What to produce
From the listing below, tally the lines that include "FWHM". Return only the total.

Provided entries
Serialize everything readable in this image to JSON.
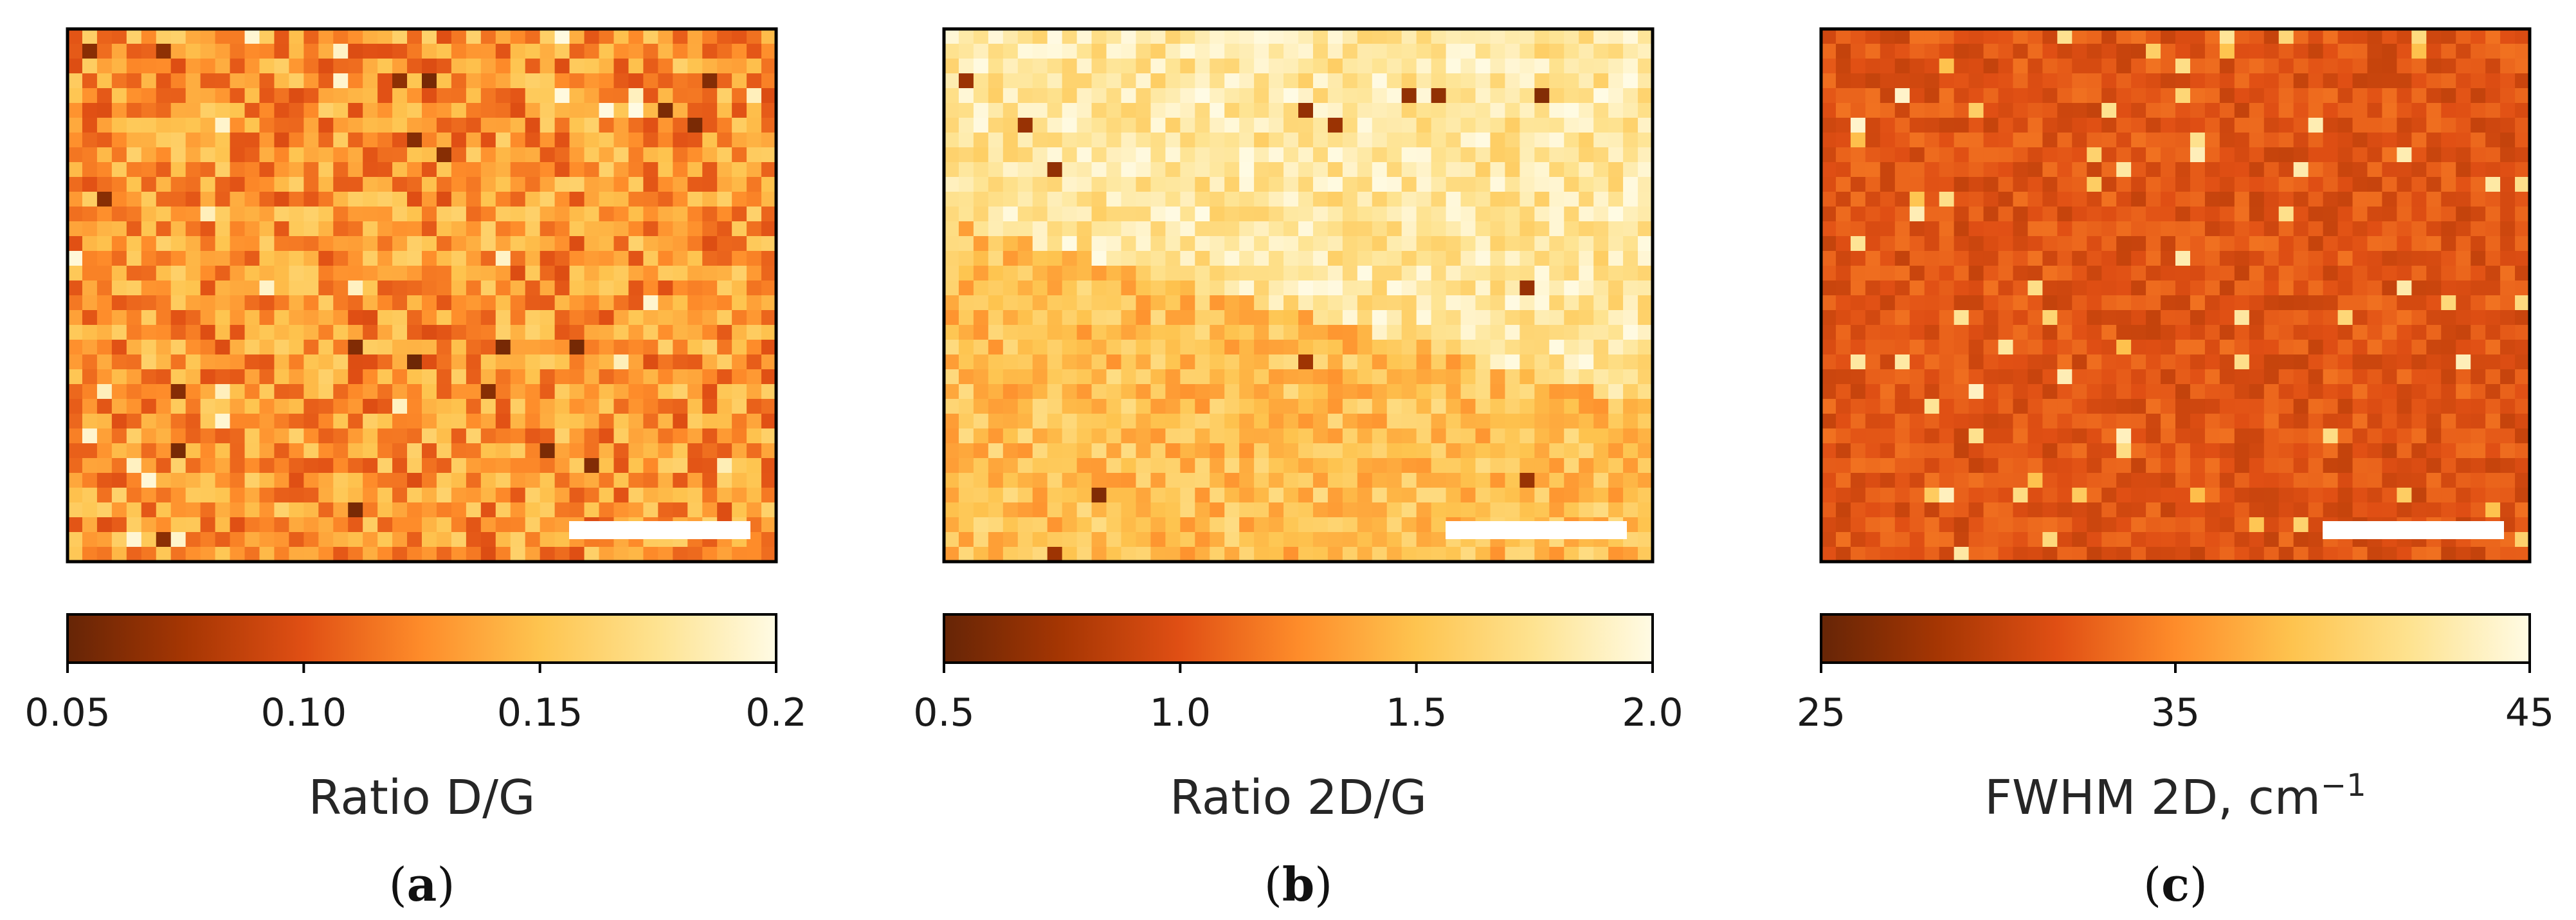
{
  "colormap": {
    "name": "YlOrBr_r",
    "stops": [
      "#662506",
      "#a63603",
      "#e04f14",
      "#fe8c2a",
      "#fec44f",
      "#fee391",
      "#fffbe4"
    ]
  },
  "panels": [
    {
      "id": "a",
      "label_open": "(",
      "label_letter": "a",
      "label_close": ")",
      "has_scale_bar": true,
      "colorbar": {
        "label": "Ratio D/G",
        "label_superscript": "",
        "range": [
          0.05,
          0.2
        ],
        "ticks": [
          {
            "value": 0.05,
            "text": "0.05"
          },
          {
            "value": 0.1,
            "text": "0.10"
          },
          {
            "value": 0.15,
            "text": "0.15"
          },
          {
            "value": 0.2,
            "text": "0.2"
          }
        ]
      }
    },
    {
      "id": "b",
      "label_open": "(",
      "label_letter": "b",
      "label_close": ")",
      "has_scale_bar": true,
      "colorbar": {
        "label": "Ratio 2D/G",
        "label_superscript": "",
        "range": [
          0.5,
          2.0
        ],
        "ticks": [
          {
            "value": 0.5,
            "text": "0.5"
          },
          {
            "value": 1.0,
            "text": "1.0"
          },
          {
            "value": 1.5,
            "text": "1.5"
          },
          {
            "value": 2.0,
            "text": "2.0"
          }
        ]
      }
    },
    {
      "id": "c",
      "label_open": "(",
      "label_letter": "c",
      "label_close": ")",
      "has_scale_bar": true,
      "colorbar": {
        "label": "FWHM 2D, cm",
        "label_superscript": "−1",
        "range": [
          25,
          45
        ],
        "ticks": [
          {
            "value": 25,
            "text": "25"
          },
          {
            "value": 35,
            "text": "35"
          },
          {
            "value": 45,
            "text": "45"
          }
        ]
      }
    }
  ],
  "chart_data": [
    {
      "type": "heatmap",
      "title": "",
      "colorbar_label": "Ratio D/G",
      "colorbar_range": [
        0.05,
        0.2
      ],
      "colorbar_ticks": [
        0.05,
        0.1,
        0.15,
        0.2
      ],
      "description_of_values": "noisy map, values mostly between 0.10 and 0.16, mean ~0.13, a few dark spots ~0.05",
      "grid_size": [
        48,
        36
      ],
      "mean_value": 0.13,
      "scale_bar": true
    },
    {
      "type": "heatmap",
      "title": "",
      "colorbar_label": "Ratio 2D/G",
      "colorbar_range": [
        0.5,
        2.0
      ],
      "colorbar_ticks": [
        0.5,
        1.0,
        1.5,
        2.0
      ],
      "description_of_values": "upper region ~1.7-1.9, lower region ~1.4-1.6, a few dark spots ~0.6",
      "grid_size": [
        48,
        36
      ],
      "mean_value_top": 1.8,
      "mean_value_bottom": 1.5,
      "scale_bar": true
    },
    {
      "type": "heatmap",
      "title": "",
      "colorbar_label": "FWHM 2D, cm−1",
      "colorbar_range": [
        25,
        45
      ],
      "colorbar_ticks": [
        25,
        35,
        45
      ],
      "description_of_values": "mostly ~31-33, with scattered bright spots up to ~42",
      "grid_size": [
        48,
        36
      ],
      "mean_value": 32,
      "scale_bar": true
    }
  ]
}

Response to this task
2